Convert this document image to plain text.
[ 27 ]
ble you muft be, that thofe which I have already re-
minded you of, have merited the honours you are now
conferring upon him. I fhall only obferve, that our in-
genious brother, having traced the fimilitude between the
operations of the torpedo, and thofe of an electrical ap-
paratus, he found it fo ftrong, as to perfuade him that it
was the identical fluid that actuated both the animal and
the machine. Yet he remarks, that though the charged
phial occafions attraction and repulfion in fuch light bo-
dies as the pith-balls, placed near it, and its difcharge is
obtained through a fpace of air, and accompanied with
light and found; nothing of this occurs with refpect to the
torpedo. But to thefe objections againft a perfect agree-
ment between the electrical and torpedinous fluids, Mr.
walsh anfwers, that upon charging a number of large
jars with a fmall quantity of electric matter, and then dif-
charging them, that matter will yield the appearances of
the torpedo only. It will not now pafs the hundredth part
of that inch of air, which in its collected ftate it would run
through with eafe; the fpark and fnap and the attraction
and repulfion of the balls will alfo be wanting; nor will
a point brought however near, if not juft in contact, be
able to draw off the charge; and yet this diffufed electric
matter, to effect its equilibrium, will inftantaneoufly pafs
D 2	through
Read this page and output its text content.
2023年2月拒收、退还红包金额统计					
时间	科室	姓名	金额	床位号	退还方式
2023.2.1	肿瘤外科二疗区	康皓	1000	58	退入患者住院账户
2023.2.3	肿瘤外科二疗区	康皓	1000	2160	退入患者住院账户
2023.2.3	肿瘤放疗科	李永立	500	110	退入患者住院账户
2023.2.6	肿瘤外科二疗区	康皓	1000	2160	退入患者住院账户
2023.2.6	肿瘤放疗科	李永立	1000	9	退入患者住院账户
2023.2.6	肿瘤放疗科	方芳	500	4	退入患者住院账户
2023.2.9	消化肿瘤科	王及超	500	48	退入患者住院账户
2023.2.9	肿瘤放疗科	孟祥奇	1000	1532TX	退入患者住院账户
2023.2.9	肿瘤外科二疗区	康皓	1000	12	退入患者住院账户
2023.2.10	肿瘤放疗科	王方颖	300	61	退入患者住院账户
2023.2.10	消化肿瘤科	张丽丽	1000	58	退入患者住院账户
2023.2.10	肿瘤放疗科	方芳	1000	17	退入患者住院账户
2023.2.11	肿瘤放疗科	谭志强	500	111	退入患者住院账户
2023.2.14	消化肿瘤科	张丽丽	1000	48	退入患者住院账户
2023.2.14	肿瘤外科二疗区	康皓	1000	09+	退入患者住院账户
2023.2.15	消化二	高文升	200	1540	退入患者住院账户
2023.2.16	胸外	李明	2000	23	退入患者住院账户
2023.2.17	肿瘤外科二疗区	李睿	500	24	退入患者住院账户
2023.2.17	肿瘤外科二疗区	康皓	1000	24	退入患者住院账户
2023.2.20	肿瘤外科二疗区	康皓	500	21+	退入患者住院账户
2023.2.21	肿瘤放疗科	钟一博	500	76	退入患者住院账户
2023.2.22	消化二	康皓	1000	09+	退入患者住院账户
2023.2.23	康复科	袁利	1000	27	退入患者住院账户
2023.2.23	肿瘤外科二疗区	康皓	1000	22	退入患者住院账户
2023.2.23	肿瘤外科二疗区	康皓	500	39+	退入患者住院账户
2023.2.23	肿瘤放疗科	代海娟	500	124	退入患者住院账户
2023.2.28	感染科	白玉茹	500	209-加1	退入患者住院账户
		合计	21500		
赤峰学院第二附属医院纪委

---

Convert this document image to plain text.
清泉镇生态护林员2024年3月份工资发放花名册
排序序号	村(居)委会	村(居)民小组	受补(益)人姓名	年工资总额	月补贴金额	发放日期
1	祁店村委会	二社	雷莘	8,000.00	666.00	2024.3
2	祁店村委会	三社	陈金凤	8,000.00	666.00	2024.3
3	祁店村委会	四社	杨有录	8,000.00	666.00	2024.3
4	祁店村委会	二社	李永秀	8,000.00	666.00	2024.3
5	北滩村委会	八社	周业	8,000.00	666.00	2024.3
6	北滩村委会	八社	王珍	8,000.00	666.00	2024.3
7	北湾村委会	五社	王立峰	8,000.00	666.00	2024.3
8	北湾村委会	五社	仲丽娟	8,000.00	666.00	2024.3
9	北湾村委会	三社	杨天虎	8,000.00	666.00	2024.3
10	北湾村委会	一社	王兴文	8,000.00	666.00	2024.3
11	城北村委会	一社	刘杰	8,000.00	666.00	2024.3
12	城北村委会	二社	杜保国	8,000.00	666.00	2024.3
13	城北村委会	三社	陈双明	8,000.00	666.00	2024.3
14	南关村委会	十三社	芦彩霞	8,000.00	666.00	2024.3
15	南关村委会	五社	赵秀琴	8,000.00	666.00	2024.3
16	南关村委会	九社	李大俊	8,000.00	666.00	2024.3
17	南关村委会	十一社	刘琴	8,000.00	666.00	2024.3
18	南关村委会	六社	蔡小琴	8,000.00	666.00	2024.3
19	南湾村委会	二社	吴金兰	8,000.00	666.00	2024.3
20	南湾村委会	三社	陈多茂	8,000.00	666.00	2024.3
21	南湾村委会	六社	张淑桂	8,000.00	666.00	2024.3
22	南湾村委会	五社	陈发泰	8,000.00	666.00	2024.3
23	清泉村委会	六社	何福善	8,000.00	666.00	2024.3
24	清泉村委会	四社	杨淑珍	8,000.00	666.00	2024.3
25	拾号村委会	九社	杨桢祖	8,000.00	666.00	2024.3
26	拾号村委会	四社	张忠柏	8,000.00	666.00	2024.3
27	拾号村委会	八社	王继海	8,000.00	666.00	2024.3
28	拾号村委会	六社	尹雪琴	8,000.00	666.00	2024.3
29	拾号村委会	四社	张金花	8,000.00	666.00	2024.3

▸ Task requirements: From the listing above, pick out each line where the word "found" appears.

▸ Task answer:
paratus, he found it fo ftrong, as to perfuade him that it
light and found; nothing of this occurs with refpect to the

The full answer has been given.